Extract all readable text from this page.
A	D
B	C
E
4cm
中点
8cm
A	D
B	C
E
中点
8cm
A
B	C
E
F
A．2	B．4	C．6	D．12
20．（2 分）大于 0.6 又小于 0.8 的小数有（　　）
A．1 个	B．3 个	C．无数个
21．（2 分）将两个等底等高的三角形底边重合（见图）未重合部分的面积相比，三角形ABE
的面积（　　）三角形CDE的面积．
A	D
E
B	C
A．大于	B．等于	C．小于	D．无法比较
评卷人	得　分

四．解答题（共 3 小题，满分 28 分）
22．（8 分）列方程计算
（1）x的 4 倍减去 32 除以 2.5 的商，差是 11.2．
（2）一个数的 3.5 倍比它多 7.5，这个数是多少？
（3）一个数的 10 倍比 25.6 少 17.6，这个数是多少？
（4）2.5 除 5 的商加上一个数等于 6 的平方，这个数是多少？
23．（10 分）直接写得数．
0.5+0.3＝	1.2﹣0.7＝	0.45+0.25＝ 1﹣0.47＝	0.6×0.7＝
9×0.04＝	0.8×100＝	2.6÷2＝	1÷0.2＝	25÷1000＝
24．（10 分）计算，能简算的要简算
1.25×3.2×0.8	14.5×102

· · · ·

_What needs to be done:_
Search the data for "一个数的" and list every line in which it occurs.

_Solution for this problem:_
（2）一个数的 3.5 倍比它多 7.5，这个数是多少？
（3）一个数的 10 倍比 25.6 少 17.6，这个数是多少？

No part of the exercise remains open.